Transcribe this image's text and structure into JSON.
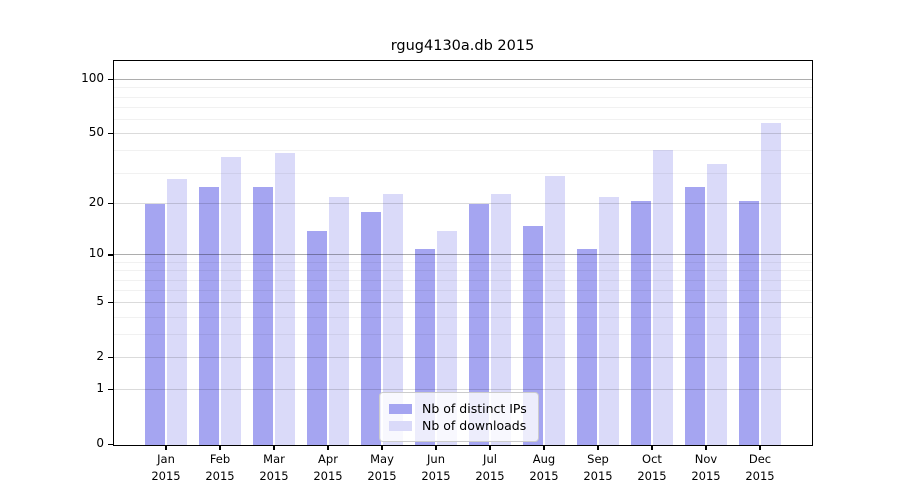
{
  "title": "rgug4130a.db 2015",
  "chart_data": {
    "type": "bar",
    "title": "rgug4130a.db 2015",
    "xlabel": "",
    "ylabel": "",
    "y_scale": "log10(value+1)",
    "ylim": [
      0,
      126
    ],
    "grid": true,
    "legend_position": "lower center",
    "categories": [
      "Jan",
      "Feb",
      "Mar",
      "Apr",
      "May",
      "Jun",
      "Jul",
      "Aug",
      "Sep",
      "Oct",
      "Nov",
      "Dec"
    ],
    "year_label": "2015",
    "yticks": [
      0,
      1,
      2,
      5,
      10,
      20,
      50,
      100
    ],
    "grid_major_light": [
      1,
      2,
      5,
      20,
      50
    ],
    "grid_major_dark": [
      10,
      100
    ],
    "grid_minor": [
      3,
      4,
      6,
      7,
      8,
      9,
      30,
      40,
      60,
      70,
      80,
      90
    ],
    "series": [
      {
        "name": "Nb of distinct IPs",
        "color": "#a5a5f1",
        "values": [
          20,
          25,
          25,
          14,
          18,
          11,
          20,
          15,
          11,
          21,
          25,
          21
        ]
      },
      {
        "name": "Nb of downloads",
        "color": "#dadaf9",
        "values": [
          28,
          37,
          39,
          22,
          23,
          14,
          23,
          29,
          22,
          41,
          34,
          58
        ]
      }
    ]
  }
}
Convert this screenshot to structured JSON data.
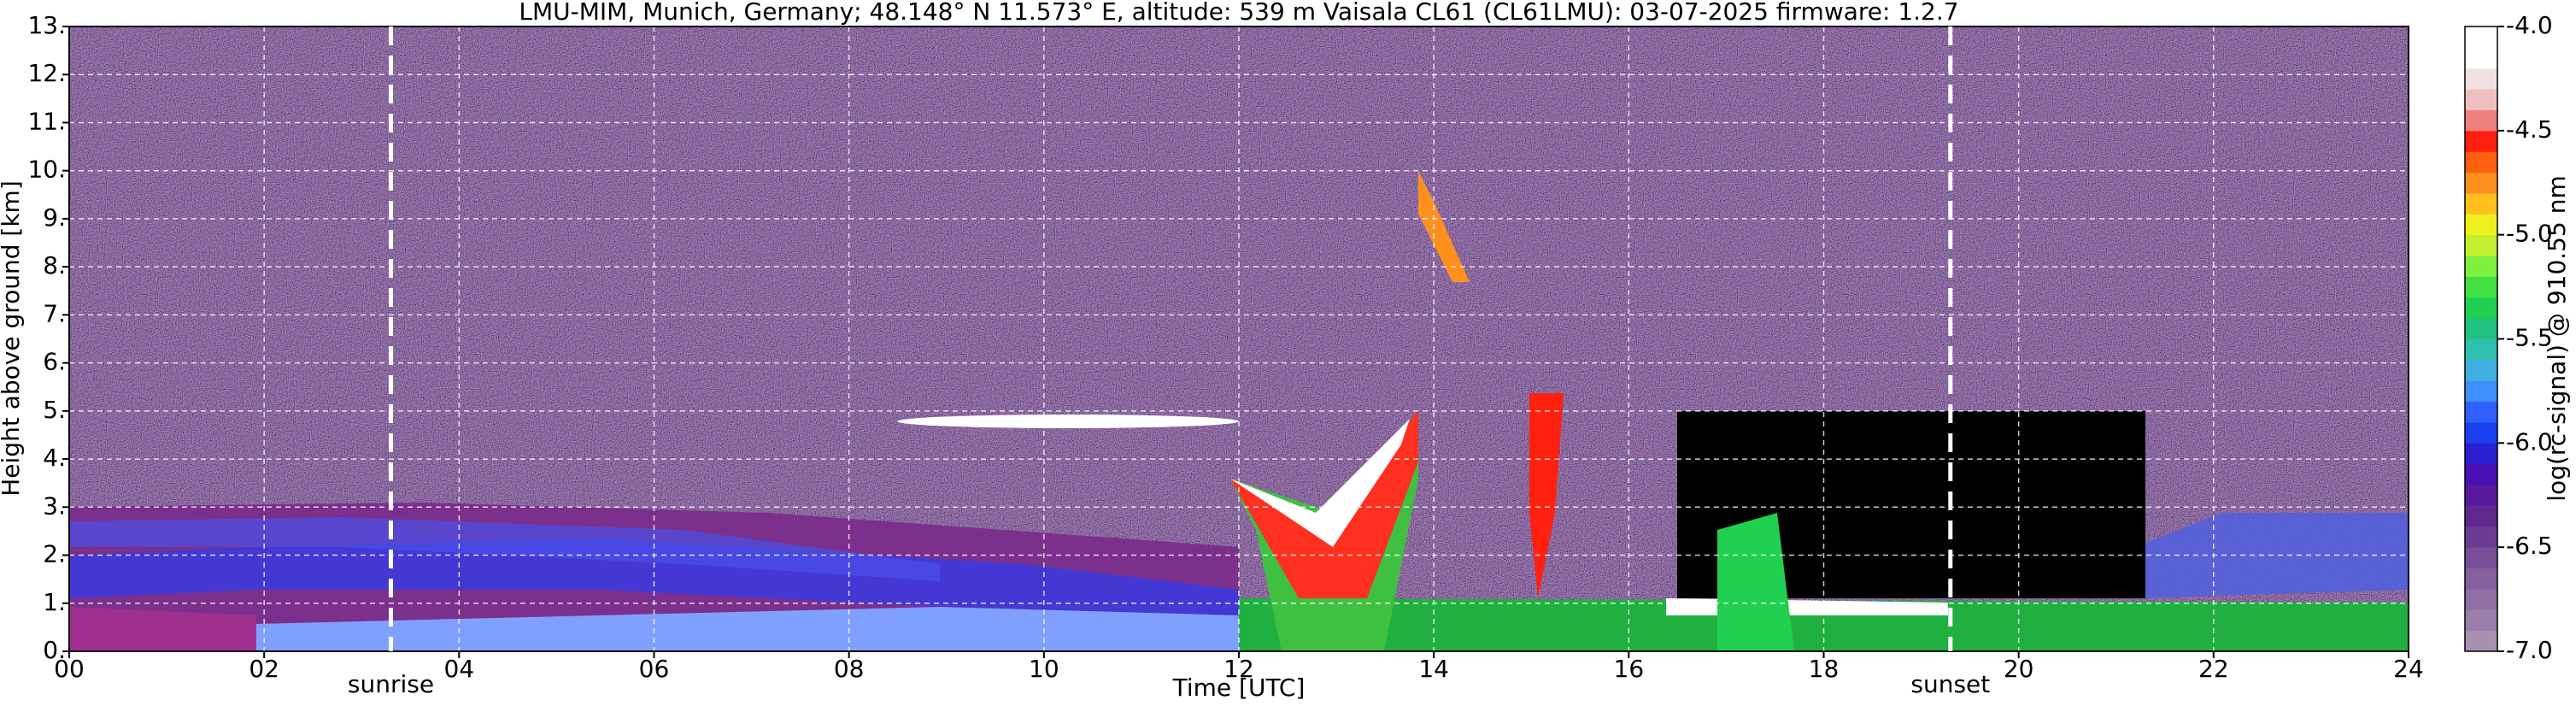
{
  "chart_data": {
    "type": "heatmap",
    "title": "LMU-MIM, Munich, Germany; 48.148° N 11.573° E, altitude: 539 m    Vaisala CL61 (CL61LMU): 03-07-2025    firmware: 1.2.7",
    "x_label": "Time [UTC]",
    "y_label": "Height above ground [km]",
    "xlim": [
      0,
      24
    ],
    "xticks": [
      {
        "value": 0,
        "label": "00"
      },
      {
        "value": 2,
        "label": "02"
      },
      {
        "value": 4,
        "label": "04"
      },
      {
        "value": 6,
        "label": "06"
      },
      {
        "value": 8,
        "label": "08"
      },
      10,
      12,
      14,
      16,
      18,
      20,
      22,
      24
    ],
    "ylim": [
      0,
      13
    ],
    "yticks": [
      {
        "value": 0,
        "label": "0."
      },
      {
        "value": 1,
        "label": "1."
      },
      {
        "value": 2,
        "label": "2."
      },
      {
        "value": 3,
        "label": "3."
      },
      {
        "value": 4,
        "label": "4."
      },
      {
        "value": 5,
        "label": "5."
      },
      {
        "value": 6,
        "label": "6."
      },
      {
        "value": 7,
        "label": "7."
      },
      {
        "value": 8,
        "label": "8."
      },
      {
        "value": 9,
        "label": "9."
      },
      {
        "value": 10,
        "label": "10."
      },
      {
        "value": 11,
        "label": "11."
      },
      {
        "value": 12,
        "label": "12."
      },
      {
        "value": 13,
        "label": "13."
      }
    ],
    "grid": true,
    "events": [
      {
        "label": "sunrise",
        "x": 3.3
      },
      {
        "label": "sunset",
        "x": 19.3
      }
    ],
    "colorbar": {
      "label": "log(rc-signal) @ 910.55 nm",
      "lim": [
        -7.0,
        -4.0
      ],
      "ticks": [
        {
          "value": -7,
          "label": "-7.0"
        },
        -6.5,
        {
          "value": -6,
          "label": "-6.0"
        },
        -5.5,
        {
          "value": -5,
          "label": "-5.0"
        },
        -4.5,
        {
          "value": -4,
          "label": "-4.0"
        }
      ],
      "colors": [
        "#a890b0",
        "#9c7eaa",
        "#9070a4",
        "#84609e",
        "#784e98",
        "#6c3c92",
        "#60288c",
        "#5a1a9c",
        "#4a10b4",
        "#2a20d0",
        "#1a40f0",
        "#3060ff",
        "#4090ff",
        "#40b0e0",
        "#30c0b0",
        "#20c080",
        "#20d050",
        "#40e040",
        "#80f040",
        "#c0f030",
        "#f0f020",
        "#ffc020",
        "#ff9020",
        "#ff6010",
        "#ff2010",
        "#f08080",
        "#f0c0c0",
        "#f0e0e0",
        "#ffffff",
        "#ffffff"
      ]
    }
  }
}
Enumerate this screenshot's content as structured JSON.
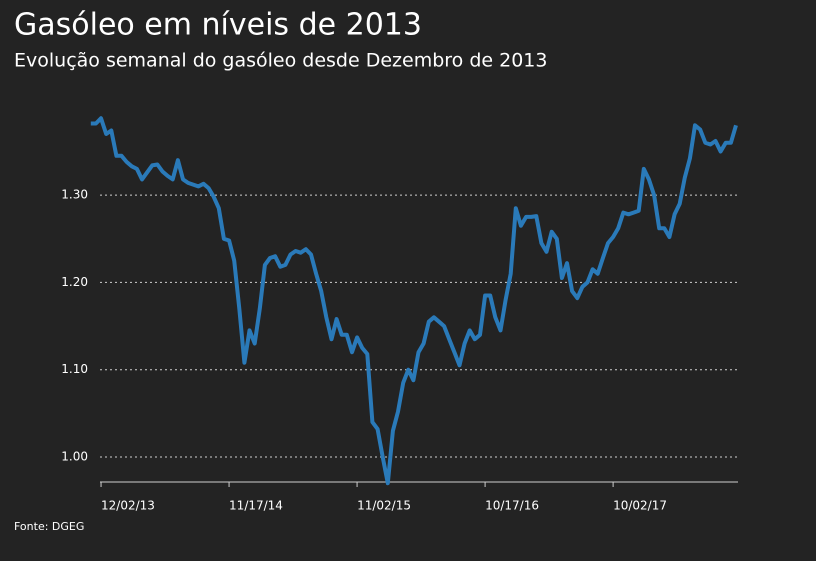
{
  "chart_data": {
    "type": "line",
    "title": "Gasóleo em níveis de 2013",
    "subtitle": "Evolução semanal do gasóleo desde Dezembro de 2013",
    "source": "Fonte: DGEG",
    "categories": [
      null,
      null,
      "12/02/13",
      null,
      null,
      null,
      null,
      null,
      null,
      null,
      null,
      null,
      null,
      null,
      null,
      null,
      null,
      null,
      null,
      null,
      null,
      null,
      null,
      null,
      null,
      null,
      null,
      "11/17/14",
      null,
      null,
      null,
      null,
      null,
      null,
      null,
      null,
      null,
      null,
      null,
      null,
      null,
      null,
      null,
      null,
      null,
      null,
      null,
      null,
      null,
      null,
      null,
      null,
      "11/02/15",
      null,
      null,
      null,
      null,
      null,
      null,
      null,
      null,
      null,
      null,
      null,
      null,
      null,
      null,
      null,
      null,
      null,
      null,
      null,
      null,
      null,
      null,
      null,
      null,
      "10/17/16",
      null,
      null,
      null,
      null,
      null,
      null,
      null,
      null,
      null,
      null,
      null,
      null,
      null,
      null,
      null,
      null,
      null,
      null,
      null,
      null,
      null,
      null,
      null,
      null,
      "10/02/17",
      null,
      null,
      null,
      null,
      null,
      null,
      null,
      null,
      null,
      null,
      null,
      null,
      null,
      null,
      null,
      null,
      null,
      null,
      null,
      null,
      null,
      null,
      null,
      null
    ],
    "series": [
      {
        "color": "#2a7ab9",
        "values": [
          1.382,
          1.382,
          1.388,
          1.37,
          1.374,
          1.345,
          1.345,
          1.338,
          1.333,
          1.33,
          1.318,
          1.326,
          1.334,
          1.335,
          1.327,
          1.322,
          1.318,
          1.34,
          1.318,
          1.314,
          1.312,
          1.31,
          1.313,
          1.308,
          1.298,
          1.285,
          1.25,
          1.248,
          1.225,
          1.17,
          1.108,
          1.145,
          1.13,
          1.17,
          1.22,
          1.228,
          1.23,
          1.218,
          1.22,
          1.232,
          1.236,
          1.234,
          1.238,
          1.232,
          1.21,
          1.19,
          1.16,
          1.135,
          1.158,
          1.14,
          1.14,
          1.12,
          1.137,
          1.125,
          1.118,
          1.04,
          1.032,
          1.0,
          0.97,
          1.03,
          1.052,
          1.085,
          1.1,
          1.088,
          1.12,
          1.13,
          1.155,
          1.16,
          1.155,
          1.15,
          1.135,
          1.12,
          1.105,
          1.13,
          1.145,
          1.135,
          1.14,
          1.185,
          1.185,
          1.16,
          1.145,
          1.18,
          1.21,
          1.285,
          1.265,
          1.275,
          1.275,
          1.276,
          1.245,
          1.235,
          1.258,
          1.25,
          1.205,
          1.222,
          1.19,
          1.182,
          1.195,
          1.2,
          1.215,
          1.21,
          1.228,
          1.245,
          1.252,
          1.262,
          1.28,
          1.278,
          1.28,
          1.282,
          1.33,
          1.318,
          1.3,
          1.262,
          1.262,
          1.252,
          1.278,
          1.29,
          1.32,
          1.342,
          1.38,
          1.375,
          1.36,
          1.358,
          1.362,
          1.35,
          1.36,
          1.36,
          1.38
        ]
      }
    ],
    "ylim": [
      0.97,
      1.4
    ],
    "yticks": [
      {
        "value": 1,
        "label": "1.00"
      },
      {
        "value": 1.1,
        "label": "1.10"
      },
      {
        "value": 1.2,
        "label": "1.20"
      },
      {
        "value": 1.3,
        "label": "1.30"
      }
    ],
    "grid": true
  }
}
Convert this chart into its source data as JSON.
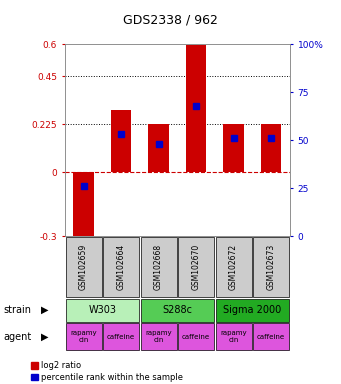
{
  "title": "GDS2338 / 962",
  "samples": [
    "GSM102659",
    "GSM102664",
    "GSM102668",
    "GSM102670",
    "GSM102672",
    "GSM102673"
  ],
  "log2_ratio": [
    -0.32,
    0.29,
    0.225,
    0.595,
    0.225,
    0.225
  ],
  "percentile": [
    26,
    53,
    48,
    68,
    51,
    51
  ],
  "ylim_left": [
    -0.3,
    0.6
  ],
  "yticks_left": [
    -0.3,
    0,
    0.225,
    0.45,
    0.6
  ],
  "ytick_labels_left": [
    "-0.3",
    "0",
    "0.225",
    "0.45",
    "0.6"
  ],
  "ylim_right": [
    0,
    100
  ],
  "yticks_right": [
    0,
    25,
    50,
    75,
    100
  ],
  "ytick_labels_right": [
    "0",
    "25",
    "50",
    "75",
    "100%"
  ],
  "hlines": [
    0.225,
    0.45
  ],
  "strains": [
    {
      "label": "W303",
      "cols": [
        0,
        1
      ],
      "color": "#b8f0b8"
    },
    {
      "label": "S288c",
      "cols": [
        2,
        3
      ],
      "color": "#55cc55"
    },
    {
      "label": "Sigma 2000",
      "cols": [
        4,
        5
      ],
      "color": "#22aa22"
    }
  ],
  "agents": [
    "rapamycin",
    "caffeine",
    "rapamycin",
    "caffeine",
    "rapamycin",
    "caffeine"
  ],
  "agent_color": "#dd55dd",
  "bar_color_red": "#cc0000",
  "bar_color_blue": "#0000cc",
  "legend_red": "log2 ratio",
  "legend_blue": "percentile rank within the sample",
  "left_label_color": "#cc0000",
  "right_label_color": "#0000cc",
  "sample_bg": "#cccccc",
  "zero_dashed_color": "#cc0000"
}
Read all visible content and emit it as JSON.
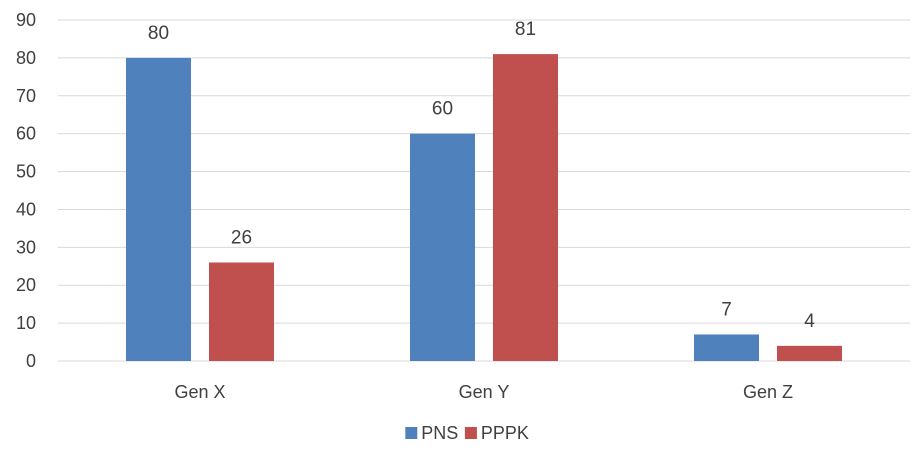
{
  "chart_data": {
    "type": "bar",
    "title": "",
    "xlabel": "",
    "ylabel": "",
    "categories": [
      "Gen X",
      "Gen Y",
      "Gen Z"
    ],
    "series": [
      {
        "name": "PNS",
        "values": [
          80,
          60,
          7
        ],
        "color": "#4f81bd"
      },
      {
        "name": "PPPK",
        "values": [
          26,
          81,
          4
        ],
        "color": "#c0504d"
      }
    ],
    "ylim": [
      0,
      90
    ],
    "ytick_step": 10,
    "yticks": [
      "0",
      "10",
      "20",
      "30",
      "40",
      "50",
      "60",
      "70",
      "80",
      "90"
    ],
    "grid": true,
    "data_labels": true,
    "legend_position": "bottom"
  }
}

------------------------

• _Written problem_: State how many lines of the entries above include the word "into", offering no text other than the number.

• _Exercise response_: 2